▶ _WHAT YOU WILL DO_:
Where does the string "content" appear? Copy every line of the entries below that holds it.

▶ _RAW RECORDS_:

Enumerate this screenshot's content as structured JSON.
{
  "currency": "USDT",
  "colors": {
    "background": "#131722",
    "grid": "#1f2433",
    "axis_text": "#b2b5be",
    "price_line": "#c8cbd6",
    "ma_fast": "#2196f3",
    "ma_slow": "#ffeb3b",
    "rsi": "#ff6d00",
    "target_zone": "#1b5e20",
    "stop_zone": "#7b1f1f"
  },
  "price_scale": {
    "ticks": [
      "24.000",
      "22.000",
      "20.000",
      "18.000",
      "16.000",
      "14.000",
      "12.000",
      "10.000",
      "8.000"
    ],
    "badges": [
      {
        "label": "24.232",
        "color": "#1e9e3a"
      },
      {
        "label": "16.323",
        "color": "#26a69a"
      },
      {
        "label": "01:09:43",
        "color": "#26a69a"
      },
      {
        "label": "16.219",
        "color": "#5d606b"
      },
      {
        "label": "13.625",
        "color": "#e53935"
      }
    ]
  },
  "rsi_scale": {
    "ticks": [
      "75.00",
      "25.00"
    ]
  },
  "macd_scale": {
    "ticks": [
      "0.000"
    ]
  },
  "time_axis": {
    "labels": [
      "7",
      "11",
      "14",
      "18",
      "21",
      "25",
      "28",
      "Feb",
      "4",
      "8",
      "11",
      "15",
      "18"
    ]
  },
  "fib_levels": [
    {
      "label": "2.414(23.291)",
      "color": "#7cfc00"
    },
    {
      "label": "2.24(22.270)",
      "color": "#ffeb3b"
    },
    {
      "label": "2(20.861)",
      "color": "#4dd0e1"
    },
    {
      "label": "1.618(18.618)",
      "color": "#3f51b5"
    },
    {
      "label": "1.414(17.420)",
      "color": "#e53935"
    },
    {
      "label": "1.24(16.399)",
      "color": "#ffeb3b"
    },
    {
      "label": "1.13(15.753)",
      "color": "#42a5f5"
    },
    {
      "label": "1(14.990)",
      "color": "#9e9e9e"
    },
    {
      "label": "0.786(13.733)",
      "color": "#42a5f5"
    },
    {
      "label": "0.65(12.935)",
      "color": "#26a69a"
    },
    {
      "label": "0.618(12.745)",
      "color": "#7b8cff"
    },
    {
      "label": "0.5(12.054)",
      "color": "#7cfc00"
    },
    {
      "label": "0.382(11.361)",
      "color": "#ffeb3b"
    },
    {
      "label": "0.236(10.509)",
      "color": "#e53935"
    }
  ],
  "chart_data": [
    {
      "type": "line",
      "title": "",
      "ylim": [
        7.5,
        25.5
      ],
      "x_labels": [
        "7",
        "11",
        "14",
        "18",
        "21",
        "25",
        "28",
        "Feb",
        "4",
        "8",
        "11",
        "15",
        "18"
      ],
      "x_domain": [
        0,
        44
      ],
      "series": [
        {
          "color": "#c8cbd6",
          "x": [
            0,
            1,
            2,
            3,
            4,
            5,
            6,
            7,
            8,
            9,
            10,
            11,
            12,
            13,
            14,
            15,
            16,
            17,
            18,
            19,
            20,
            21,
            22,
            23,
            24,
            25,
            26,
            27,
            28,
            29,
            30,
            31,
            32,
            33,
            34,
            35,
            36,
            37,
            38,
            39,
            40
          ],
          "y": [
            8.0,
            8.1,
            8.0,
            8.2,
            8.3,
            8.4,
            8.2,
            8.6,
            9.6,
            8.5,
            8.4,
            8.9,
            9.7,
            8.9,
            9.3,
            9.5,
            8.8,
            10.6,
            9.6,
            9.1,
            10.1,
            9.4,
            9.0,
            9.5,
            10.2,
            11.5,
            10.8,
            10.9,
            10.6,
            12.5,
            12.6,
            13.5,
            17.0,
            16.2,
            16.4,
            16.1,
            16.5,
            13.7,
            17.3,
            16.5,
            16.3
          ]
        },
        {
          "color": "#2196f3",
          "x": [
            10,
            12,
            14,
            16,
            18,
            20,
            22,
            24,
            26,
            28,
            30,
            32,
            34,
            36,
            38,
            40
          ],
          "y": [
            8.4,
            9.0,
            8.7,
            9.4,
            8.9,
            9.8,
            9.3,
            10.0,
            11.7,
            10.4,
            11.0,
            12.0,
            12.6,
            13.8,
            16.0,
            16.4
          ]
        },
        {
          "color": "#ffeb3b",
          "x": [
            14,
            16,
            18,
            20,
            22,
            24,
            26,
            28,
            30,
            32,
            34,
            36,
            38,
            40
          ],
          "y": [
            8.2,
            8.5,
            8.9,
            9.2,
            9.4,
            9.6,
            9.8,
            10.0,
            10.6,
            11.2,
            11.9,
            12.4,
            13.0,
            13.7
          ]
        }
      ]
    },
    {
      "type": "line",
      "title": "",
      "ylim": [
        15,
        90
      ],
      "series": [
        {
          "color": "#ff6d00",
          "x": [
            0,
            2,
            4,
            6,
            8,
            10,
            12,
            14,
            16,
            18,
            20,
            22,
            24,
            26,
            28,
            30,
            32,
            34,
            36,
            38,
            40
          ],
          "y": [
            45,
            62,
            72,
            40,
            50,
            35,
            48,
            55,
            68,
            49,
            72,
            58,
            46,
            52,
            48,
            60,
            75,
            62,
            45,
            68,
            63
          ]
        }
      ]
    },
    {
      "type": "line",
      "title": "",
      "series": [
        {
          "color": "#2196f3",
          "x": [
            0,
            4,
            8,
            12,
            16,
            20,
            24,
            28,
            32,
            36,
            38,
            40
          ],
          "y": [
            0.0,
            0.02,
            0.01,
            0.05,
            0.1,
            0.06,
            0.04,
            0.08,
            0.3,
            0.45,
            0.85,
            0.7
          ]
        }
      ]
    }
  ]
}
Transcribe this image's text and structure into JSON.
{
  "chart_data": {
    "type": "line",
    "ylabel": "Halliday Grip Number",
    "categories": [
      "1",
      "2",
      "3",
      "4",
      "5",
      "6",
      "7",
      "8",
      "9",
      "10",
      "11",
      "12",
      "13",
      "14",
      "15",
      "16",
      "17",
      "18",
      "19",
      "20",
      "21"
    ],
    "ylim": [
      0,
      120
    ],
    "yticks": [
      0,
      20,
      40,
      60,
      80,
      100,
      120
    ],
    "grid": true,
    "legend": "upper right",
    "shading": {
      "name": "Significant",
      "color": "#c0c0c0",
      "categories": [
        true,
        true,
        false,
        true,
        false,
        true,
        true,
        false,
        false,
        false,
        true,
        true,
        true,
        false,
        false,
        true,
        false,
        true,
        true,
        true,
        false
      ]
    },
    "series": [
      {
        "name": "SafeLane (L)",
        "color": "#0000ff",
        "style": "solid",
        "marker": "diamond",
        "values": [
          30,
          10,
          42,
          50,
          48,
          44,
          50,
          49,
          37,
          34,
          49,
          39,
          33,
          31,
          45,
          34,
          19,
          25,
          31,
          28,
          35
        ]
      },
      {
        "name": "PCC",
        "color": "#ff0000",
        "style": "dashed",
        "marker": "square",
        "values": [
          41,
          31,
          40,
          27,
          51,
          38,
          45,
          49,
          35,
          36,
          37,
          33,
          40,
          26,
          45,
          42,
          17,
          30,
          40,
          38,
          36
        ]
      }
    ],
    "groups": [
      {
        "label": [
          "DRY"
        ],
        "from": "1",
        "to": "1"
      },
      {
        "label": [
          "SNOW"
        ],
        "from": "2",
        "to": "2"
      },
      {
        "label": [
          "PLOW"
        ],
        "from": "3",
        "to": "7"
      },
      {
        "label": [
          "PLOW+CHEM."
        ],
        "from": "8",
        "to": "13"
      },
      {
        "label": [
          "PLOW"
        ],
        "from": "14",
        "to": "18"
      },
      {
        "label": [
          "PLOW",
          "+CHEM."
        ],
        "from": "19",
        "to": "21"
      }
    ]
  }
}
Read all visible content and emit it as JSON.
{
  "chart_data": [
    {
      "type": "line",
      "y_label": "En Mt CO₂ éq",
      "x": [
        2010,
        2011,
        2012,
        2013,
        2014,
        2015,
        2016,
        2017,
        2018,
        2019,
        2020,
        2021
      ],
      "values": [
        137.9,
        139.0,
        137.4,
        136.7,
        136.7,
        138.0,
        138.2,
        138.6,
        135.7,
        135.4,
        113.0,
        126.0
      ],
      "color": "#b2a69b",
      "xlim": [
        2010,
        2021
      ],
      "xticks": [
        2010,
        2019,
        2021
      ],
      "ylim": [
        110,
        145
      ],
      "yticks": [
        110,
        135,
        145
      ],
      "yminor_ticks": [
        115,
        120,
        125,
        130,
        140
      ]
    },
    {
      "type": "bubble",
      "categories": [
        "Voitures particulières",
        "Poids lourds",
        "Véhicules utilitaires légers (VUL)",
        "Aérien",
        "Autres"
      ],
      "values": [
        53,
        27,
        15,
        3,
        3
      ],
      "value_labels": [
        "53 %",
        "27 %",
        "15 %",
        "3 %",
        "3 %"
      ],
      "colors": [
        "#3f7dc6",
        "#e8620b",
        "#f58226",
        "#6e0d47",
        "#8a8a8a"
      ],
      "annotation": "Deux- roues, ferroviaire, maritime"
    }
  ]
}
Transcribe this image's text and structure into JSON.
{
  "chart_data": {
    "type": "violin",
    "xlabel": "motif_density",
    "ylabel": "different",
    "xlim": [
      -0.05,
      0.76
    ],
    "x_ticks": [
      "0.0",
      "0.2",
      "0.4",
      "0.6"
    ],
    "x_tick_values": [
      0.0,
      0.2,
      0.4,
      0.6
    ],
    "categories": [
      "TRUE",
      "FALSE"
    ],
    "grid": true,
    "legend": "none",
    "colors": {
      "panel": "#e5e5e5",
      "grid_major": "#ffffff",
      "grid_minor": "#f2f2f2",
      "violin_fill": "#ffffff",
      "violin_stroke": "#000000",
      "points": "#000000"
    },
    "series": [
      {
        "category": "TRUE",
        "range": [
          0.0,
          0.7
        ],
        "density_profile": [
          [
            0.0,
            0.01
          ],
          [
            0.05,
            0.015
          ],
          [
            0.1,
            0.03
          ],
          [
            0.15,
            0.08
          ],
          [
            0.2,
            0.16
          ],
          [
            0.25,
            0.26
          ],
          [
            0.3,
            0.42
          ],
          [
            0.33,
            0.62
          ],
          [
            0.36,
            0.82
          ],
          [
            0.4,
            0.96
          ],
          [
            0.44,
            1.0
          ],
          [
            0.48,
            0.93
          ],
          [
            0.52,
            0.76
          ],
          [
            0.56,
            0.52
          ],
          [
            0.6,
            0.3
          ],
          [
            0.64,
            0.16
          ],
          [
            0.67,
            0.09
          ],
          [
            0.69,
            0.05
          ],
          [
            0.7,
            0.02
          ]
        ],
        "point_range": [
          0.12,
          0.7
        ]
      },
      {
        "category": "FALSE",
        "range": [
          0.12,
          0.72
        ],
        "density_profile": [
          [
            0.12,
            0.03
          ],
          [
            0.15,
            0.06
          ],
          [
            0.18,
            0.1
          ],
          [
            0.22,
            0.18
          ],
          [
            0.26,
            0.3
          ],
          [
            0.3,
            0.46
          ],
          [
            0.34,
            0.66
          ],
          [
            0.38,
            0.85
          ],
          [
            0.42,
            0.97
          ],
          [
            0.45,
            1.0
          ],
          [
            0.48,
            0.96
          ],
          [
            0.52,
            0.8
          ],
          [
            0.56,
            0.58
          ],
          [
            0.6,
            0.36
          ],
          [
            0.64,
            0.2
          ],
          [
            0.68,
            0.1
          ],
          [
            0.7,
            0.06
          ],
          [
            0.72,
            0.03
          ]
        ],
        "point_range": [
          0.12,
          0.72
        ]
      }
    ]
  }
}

▶ _THE ANSWER_:
Enumerate this screenshot's content as structured JSON.
Read all visible content and emit it as JSON.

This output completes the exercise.